* _Material provided_
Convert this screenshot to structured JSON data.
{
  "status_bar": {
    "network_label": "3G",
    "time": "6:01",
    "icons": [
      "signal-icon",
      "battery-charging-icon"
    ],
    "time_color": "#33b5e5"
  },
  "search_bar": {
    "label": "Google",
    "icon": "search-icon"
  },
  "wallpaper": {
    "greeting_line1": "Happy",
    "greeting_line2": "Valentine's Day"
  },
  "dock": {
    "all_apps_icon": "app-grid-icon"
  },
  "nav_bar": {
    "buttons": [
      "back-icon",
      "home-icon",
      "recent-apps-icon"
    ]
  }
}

--

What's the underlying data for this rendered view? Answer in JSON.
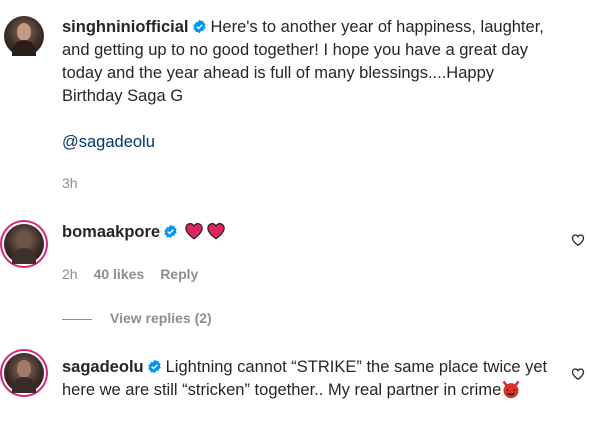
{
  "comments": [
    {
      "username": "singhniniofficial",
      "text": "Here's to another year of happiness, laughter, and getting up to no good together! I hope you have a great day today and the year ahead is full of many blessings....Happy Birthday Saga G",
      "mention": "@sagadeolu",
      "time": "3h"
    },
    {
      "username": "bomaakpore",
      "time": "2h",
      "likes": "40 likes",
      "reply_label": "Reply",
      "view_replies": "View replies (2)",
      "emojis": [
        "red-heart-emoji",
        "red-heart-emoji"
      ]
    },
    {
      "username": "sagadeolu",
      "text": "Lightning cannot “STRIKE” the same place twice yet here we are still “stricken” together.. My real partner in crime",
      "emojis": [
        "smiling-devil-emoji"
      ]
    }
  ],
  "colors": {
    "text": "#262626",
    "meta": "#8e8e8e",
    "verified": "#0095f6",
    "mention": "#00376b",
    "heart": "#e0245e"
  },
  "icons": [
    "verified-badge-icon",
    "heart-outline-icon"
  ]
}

---

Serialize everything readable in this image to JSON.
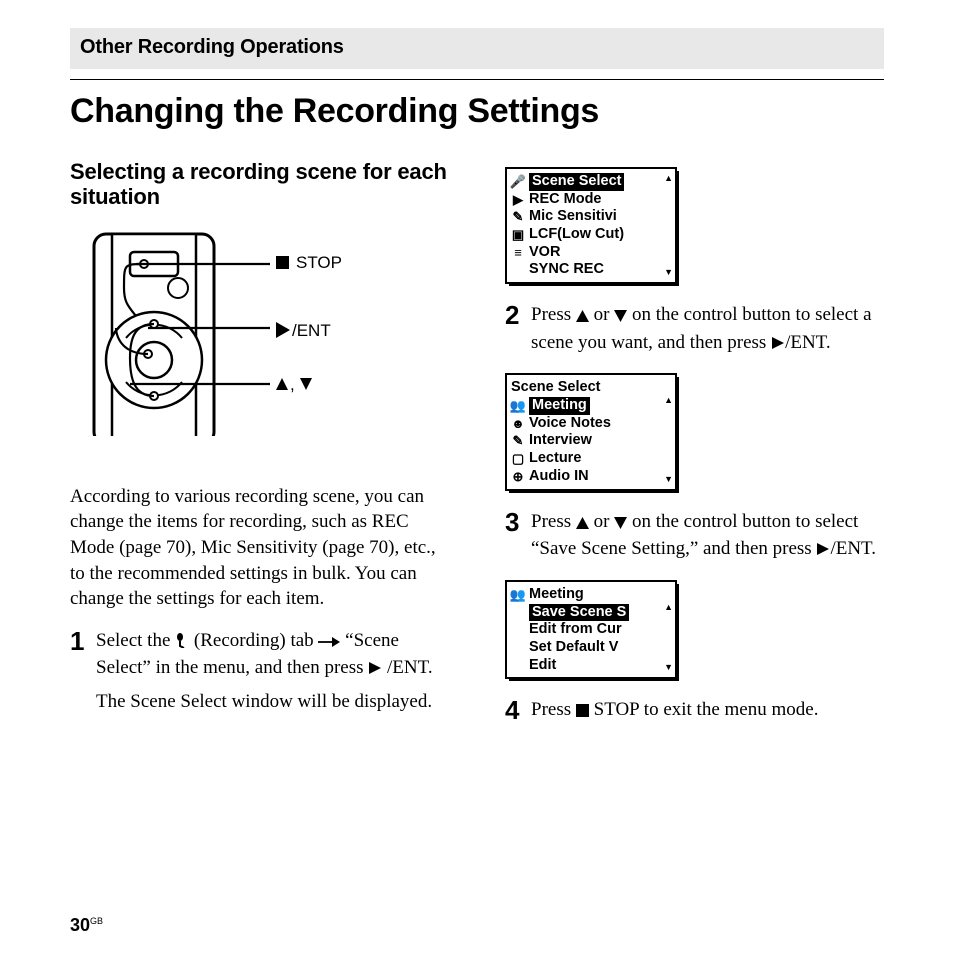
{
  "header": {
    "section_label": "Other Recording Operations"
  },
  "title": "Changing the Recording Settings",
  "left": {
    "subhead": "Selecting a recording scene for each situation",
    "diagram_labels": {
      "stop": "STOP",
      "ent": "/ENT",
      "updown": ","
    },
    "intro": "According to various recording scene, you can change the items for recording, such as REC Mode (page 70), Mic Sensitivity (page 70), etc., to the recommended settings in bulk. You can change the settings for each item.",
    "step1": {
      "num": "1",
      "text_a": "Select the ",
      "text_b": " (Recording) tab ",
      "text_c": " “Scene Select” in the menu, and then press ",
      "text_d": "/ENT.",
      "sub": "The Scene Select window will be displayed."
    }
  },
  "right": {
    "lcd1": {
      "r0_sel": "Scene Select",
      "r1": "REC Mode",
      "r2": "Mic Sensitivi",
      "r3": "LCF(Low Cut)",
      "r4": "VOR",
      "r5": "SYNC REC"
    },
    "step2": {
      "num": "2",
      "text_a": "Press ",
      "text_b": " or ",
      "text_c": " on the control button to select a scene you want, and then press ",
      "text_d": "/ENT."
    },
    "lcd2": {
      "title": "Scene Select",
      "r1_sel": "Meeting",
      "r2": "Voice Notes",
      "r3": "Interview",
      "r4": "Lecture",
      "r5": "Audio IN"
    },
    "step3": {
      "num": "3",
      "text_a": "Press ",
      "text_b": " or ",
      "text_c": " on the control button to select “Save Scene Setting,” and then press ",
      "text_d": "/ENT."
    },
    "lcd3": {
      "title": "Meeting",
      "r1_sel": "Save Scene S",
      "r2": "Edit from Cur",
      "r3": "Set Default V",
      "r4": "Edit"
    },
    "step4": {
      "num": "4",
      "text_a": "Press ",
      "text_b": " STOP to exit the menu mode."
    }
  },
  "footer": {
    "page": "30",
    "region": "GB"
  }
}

* _Set exercise_
How many lines of these entries contain "menu"? Answer with the number and nothing else.

* _Final answer_
2